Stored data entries
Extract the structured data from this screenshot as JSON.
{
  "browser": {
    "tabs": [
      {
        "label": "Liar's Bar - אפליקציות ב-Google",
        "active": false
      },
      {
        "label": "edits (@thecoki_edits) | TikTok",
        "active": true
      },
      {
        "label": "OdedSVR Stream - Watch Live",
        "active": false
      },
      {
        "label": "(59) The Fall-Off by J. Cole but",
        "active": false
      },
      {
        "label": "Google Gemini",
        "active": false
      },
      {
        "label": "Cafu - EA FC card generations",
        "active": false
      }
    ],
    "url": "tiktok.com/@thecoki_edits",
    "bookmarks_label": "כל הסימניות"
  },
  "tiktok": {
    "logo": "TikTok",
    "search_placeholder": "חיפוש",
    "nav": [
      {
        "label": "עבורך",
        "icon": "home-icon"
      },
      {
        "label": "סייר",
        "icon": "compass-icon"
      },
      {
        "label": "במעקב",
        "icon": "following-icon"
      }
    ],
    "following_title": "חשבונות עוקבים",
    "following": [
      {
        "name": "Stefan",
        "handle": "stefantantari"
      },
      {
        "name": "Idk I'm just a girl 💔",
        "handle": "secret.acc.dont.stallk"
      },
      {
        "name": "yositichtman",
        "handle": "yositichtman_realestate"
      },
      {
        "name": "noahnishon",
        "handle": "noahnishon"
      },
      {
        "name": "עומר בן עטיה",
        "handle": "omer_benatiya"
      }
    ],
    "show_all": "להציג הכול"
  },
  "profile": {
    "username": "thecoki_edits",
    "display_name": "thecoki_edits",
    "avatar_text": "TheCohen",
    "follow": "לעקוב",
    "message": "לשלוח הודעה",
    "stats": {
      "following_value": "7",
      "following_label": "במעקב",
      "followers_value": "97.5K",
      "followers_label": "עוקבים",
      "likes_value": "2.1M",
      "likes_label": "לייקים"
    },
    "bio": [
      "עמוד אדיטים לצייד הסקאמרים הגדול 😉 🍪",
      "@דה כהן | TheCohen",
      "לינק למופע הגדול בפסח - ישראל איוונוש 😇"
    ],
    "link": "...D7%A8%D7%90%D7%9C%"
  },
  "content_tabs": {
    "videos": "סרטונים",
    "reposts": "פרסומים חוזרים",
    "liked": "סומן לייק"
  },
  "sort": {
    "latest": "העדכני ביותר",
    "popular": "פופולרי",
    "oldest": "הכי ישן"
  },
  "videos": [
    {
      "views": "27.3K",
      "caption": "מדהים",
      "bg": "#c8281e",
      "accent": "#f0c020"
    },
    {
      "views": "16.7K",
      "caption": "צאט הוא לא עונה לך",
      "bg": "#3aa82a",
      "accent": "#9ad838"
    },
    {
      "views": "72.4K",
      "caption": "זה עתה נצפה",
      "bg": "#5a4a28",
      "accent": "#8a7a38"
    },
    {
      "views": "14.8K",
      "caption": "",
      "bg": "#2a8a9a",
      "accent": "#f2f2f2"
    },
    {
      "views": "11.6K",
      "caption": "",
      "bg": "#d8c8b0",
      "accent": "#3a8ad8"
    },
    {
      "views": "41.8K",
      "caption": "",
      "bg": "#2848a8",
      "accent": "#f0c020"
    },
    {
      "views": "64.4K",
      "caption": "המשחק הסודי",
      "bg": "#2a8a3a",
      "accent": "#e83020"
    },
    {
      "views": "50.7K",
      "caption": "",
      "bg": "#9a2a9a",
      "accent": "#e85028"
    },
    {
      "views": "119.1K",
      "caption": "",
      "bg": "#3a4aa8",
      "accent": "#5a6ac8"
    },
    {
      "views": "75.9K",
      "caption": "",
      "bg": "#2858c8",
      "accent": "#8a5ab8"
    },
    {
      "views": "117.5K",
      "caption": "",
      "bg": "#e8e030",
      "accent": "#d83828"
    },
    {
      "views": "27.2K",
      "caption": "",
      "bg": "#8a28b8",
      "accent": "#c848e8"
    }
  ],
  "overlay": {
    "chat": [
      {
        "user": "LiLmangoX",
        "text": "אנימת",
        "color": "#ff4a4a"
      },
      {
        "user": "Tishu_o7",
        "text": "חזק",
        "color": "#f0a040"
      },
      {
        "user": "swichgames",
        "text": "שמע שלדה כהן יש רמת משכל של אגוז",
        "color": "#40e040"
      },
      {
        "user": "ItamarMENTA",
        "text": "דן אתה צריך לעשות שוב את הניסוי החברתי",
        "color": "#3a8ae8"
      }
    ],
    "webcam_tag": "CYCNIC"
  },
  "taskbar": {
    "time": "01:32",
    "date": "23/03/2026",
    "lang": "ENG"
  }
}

JOB - Restate all of the entries above precisely.

OUTPUT -
Extract the structured data from this screenshot as JSON.
{
  "browser": {
    "tabs": [
      {
        "label": "Liar's Bar - אפליקציות ב-Google",
        "active": false
      },
      {
        "label": "edits (@thecoki_edits) | TikTok",
        "active": true
      },
      {
        "label": "OdedSVR Stream - Watch Live",
        "active": false
      },
      {
        "label": "(59) The Fall-Off by J. Cole but",
        "active": false
      },
      {
        "label": "Google Gemini",
        "active": false
      },
      {
        "label": "Cafu - EA FC card generations",
        "active": false
      }
    ],
    "url": "tiktok.com/@thecoki_edits",
    "bookmarks_label": "כל הסימניות"
  },
  "tiktok": {
    "logo": "TikTok",
    "search_placeholder": "חיפוש",
    "nav": [
      {
        "label": "עבורך",
        "icon": "home-icon"
      },
      {
        "label": "סייר",
        "icon": "compass-icon"
      },
      {
        "label": "במעקב",
        "icon": "following-icon"
      }
    ],
    "following_title": "חשבונות עוקבים",
    "following": [
      {
        "name": "Stefan",
        "handle": "stefantantari"
      },
      {
        "name": "Idk I'm just a girl 💔",
        "handle": "secret.acc.dont.stallk"
      },
      {
        "name": "yositichtman",
        "handle": "yositichtman_realestate"
      },
      {
        "name": "noahnishon",
        "handle": "noahnishon"
      },
      {
        "name": "עומר בן עטיה",
        "handle": "omer_benatiya"
      }
    ],
    "show_all": "להציג הכול"
  },
  "profile": {
    "username": "thecoki_edits",
    "display_name": "thecoki_edits",
    "avatar_text": "TheCohen",
    "follow": "לעקוב",
    "message": "לשלוח הודעה",
    "stats": {
      "following_value": "7",
      "following_label": "במעקב",
      "followers_value": "97.5K",
      "followers_label": "עוקבים",
      "likes_value": "2.1M",
      "likes_label": "לייקים"
    },
    "bio": [
      "עמוד אדיטים לצייד הסקאמרים הגדול 😉 🍪",
      "@דה כהן | TheCohen",
      "לינק למופע הגדול בפסח - ישראל איוונוש 😇"
    ],
    "link": "...D7%A8%D7%90%D7%9C%"
  },
  "content_tabs": {
    "videos": "סרטונים",
    "reposts": "פרסומים חוזרים",
    "liked": "סומן לייק"
  },
  "sort": {
    "latest": "העדכני ביותר",
    "popular": "פופולרי",
    "oldest": "הכי ישן"
  },
  "videos": [
    {
      "views": "27.3K",
      "caption": "מדהים",
      "bg": "#c8281e",
      "accent": "#f0c020"
    },
    {
      "views": "16.7K",
      "caption": "צאט הוא לא עונה לך",
      "bg": "#3aa82a",
      "accent": "#9ad838"
    },
    {
      "views": "72.4K",
      "caption": "זה עתה נצפה",
      "bg": "#5a4a28",
      "accent": "#8a7a38"
    },
    {
      "views": "14.8K",
      "caption": "",
      "bg": "#2a8a9a",
      "accent": "#f2f2f2"
    },
    {
      "views": "11.6K",
      "caption": "",
      "bg": "#d8c8b0",
      "accent": "#3a8ad8"
    },
    {
      "views": "41.8K",
      "caption": "",
      "bg": "#2848a8",
      "accent": "#f0c020"
    },
    {
      "views": "64.4K",
      "caption": "המשחק הסודי",
      "bg": "#2a8a3a",
      "accent": "#e83020"
    },
    {
      "views": "50.7K",
      "caption": "",
      "bg": "#9a2a9a",
      "accent": "#e85028"
    },
    {
      "views": "119.1K",
      "caption": "",
      "bg": "#3a4aa8",
      "accent": "#5a6ac8"
    },
    {
      "views": "75.9K",
      "caption": "",
      "bg": "#2858c8",
      "accent": "#8a5ab8"
    },
    {
      "views": "117.5K",
      "caption": "",
      "bg": "#e8e030",
      "accent": "#d83828"
    },
    {
      "views": "27.2K",
      "caption": "",
      "bg": "#8a28b8",
      "accent": "#c848e8"
    }
  ],
  "overlay": {
    "chat": [
      {
        "user": "LiLmangoX",
        "text": "אנימת",
        "color": "#ff4a4a"
      },
      {
        "user": "Tishu_o7",
        "text": "חזק",
        "color": "#f0a040"
      },
      {
        "user": "swichgames",
        "text": "שמע שלדה כהן יש רמת משכל של אגוז",
        "color": "#40e040"
      },
      {
        "user": "ItamarMENTA",
        "text": "דן אתה צריך לעשות שוב את הניסוי החברתי",
        "color": "#3a8ae8"
      }
    ],
    "webcam_tag": "CYCNIC"
  },
  "taskbar": {
    "time": "01:32",
    "date": "23/03/2026",
    "lang": "ENG"
  }
}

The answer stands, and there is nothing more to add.